WRITTEN EXERCISE
Restate, word for word, every line of the data.

GIVEN RECORDS
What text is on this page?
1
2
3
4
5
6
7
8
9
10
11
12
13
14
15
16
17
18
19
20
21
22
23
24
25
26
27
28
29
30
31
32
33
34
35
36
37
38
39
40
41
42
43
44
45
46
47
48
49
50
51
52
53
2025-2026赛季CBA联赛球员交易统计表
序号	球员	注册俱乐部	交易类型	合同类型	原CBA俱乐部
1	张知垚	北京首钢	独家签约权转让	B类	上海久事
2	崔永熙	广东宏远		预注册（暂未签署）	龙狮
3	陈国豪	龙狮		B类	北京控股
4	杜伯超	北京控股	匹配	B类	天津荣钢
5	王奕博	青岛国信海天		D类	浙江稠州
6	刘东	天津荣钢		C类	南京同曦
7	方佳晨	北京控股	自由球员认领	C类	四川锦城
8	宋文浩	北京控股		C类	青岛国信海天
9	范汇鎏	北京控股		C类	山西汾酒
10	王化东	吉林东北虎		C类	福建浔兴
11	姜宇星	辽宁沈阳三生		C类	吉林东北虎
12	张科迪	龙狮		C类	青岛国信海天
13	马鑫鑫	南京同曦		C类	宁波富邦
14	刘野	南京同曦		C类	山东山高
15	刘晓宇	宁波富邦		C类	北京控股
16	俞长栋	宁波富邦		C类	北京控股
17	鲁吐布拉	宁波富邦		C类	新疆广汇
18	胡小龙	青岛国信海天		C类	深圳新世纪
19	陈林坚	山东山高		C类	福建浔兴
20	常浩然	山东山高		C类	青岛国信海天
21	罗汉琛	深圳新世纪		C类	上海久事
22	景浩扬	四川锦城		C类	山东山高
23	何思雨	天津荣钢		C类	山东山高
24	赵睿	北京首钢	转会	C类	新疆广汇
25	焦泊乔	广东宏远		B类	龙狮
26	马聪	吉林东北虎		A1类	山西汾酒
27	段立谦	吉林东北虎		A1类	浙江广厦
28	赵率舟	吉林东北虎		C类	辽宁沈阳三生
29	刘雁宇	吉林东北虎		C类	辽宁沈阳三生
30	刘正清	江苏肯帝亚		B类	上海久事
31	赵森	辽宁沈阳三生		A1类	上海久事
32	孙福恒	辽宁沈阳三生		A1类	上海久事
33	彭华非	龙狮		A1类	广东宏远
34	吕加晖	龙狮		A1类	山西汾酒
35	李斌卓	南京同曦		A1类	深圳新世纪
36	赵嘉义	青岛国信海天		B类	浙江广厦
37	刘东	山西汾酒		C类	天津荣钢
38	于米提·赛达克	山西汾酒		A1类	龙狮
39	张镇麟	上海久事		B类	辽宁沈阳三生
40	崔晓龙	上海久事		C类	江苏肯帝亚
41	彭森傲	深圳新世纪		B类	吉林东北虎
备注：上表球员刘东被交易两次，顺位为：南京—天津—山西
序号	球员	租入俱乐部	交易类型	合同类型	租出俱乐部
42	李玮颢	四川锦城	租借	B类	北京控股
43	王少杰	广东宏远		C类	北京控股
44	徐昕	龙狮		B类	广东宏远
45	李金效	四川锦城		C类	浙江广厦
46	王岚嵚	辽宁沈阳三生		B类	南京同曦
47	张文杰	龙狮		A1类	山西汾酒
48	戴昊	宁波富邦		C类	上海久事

WRITTEN SOLUTION
What text is on this page?
1
2
3
4
5
6
7
8
9
10
11
12
13
14
15
16
17
18
19
20
21
22
23
24
25
26
27
28
29
30
31
32
33
34
35
36
37
38
39
40
41
42
43
44
45
46
47
48
49
50
51
52
53
2025-2026赛季CBA联赛球员交易统计表
序号	球员	注册俱乐部	交易类型	合同类型	原CBA俱乐部
1	张知垚	北京首钢	独家签约权转让	B类	上海久事
2	崔永熙	广东宏远		预注册（暂未签署）	龙狮
3	陈国豪	龙狮		B类	北京控股
4	杜伯超	北京控股	匹配	B类	天津荣钢
5	王奕博	青岛国信海天		D类	浙江稠州
6	刘东	天津荣钢		C类	南京同曦
7	方佳晨	北京控股	自由球员认领	C类	四川锦城
8	宋文浩	北京控股		C类	青岛国信海天
9	范汇鎏	北京控股		C类	山西汾酒
10	王化东	吉林东北虎		C类	福建浔兴
11	姜宇星	辽宁沈阳三生		C类	吉林东北虎
12	张科迪	龙狮		C类	青岛国信海天
13	马鑫鑫	南京同曦		C类	宁波富邦
14	刘野	南京同曦		C类	山东山高
15	刘晓宇	宁波富邦		C类	北京控股
16	俞长栋	宁波富邦		C类	北京控股
17	鲁吐布拉	宁波富邦		C类	新疆广汇
18	胡小龙	青岛国信海天		C类	深圳新世纪
19	陈林坚	山东山高		C类	福建浔兴
20	常浩然	山东山高		C类	青岛国信海天
21	罗汉琛	深圳新世纪		C类	上海久事
22	景浩扬	四川锦城		C类	山东山高
23	何思雨	天津荣钢		C类	山东山高
24	赵睿	北京首钢	转会	C类	新疆广汇
25	焦泊乔	广东宏远		B类	龙狮
26	马聪	吉林东北虎		A1类	山西汾酒
27	段立谦	吉林东北虎		A1类	浙江广厦
28	赵率舟	吉林东北虎		C类	辽宁沈阳三生
29	刘雁宇	吉林东北虎		C类	辽宁沈阳三生
30	刘正清	江苏肯帝亚		B类	上海久事
31	赵森	辽宁沈阳三生		A1类	上海久事
32	孙福恒	辽宁沈阳三生		A1类	上海久事
33	彭华非	龙狮		A1类	广东宏远
34	吕加晖	龙狮		A1类	山西汾酒
35	李斌卓	南京同曦		A1类	深圳新世纪
36	赵嘉义	青岛国信海天		B类	浙江广厦
37	刘东	山西汾酒		C类	天津荣钢
38	于米提·赛达克	山西汾酒		A1类	龙狮
39	张镇麟	上海久事		B类	辽宁沈阳三生
40	崔晓龙	上海久事		C类	江苏肯帝亚
41	彭森傲	深圳新世纪		B类	吉林东北虎
备注：上表球员刘东被交易两次，顺位为：南京—天津—山西
序号	球员	租入俱乐部	交易类型	合同类型	租出俱乐部
42	李玮颢	四川锦城	租借	B类	北京控股
43	王少杰	广东宏远		C类	北京控股
44	徐昕	龙狮		B类	广东宏远
45	李金效	四川锦城		C类	浙江广厦
46	王岚嵚	辽宁沈阳三生		B类	南京同曦
47	张文杰	龙狮		A1类	山西汾酒
48	戴昊	宁波富邦		C类	上海久事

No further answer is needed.